Copy each line with the word "allora" in it.

Stored records
┌────────

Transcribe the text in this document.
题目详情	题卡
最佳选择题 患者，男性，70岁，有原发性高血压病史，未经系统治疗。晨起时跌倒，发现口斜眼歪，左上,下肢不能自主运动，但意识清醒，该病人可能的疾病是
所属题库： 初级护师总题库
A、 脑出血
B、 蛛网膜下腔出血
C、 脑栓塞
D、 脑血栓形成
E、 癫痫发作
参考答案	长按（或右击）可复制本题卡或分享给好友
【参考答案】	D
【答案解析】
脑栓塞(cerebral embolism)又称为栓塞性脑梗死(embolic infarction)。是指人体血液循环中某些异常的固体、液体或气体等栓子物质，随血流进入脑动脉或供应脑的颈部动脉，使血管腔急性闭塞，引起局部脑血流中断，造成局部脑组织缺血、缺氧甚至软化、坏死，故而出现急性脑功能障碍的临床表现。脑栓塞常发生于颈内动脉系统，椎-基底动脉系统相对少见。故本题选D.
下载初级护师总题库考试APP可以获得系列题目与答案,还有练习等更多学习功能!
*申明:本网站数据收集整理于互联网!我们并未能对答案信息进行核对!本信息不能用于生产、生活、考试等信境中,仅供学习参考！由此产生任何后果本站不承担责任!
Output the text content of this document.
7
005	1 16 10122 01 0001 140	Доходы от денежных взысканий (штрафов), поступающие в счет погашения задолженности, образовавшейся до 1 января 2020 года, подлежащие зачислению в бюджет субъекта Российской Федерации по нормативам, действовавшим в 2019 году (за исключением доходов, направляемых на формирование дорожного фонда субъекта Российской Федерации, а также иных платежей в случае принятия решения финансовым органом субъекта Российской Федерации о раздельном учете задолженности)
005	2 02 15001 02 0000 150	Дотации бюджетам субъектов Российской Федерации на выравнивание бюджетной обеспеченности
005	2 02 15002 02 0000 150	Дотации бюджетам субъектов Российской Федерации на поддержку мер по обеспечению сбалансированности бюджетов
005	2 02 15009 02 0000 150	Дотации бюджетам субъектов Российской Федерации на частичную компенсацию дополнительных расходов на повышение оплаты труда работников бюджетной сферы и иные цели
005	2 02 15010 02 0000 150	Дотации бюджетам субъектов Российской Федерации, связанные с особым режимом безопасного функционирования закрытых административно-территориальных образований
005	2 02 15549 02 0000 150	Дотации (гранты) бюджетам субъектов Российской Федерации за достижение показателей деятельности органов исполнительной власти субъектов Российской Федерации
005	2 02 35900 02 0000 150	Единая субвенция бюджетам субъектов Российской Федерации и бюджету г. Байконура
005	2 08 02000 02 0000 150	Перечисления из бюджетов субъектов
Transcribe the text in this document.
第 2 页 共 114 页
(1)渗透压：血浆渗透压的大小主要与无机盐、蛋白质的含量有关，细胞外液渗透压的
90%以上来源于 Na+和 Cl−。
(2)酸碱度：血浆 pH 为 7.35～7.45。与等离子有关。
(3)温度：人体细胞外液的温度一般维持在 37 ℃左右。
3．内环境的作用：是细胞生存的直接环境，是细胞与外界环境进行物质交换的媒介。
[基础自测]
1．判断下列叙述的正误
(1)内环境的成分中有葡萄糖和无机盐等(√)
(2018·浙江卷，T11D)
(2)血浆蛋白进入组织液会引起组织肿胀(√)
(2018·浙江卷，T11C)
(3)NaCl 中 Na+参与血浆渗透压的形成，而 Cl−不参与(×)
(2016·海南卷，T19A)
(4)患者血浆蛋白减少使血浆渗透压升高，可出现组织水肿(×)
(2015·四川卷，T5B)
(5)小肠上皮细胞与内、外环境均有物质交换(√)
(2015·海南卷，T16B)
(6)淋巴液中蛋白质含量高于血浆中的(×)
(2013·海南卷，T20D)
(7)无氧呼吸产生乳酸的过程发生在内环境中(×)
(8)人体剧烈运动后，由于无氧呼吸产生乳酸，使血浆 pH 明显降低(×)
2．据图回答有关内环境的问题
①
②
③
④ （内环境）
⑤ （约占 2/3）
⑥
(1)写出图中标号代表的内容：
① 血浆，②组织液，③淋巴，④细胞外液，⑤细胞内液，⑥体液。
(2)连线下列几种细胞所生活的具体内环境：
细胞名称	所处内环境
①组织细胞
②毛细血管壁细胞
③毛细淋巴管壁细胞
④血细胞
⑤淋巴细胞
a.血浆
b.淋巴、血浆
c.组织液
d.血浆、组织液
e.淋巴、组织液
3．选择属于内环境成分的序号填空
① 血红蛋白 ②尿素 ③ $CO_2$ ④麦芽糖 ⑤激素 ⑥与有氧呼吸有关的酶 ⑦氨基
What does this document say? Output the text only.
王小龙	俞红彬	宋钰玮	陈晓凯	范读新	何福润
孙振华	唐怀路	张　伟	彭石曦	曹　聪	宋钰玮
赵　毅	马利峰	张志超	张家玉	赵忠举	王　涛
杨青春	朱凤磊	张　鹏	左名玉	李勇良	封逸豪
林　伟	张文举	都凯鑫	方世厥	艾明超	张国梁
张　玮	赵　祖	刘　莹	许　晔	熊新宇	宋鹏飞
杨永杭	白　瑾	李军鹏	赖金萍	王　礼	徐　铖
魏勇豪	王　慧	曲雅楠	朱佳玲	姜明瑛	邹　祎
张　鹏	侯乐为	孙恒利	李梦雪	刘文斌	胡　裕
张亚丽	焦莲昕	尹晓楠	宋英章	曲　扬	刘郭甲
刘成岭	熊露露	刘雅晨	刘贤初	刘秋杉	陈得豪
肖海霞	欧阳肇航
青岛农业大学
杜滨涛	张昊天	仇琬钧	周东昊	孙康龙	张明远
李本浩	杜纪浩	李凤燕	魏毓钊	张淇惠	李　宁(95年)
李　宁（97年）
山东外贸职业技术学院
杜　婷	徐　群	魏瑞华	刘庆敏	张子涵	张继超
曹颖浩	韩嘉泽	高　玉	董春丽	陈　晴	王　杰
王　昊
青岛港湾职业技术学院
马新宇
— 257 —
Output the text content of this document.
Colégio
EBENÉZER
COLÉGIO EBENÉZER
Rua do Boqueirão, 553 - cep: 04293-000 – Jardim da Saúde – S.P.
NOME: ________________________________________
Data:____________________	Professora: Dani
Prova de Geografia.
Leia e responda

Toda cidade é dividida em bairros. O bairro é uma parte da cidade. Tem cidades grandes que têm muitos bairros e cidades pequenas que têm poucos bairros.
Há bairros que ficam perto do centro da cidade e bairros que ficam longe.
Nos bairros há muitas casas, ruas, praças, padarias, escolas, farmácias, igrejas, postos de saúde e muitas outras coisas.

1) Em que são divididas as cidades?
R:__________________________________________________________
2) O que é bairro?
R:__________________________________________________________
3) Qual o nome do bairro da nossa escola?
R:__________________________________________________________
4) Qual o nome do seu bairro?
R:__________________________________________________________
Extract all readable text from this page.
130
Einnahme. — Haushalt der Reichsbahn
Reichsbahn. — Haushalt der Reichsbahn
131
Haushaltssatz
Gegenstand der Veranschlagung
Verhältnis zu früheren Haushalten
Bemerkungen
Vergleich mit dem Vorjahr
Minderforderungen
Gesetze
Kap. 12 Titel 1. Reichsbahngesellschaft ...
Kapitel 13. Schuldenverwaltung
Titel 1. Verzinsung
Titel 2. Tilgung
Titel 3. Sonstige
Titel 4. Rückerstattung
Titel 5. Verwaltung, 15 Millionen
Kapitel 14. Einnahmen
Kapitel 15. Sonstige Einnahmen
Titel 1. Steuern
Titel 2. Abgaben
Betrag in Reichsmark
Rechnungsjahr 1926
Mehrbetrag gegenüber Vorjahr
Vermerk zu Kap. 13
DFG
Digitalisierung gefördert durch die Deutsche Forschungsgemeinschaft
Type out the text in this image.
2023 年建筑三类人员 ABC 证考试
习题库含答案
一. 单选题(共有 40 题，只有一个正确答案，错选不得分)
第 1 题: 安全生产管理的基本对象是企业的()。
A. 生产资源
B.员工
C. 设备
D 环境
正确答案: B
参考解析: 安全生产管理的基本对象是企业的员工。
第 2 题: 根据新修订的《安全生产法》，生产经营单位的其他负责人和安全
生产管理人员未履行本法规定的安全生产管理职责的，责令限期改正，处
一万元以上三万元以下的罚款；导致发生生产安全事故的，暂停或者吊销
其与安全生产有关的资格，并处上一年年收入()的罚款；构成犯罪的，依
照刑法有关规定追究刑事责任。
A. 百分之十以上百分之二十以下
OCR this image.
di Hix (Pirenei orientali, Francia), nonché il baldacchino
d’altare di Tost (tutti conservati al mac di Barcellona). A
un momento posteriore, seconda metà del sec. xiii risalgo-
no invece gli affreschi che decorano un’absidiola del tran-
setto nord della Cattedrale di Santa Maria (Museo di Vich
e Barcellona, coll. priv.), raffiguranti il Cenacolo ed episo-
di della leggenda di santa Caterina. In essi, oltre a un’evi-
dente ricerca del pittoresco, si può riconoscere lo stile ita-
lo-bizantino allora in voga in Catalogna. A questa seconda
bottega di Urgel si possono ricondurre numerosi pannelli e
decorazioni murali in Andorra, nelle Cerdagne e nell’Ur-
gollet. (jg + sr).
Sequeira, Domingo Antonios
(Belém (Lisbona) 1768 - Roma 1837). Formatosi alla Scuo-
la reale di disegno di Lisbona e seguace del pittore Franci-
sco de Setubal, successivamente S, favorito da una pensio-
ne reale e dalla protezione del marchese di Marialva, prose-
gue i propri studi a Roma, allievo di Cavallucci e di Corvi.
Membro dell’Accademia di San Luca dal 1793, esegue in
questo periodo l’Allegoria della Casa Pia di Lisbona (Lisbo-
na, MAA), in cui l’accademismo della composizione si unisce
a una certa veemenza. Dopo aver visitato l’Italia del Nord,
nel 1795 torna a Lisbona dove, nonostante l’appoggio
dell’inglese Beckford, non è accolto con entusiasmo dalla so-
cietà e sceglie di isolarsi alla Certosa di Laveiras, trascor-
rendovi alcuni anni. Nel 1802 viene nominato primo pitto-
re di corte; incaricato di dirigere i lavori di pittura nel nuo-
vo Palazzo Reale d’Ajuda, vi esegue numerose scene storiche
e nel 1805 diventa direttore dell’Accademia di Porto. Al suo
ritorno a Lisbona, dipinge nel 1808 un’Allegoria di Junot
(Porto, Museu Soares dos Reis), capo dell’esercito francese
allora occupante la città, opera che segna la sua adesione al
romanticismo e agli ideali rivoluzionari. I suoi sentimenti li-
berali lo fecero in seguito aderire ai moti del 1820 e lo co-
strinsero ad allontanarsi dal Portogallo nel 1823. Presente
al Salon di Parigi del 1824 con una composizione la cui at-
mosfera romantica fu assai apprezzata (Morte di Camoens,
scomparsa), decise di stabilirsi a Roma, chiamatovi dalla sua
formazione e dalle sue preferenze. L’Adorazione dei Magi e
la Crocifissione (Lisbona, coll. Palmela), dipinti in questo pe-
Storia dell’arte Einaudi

└────────

Exercise output
lo-bizantino allora in voga in Catalogna. A questa seconda
allora occupante la città, opera che segna la sua adesione al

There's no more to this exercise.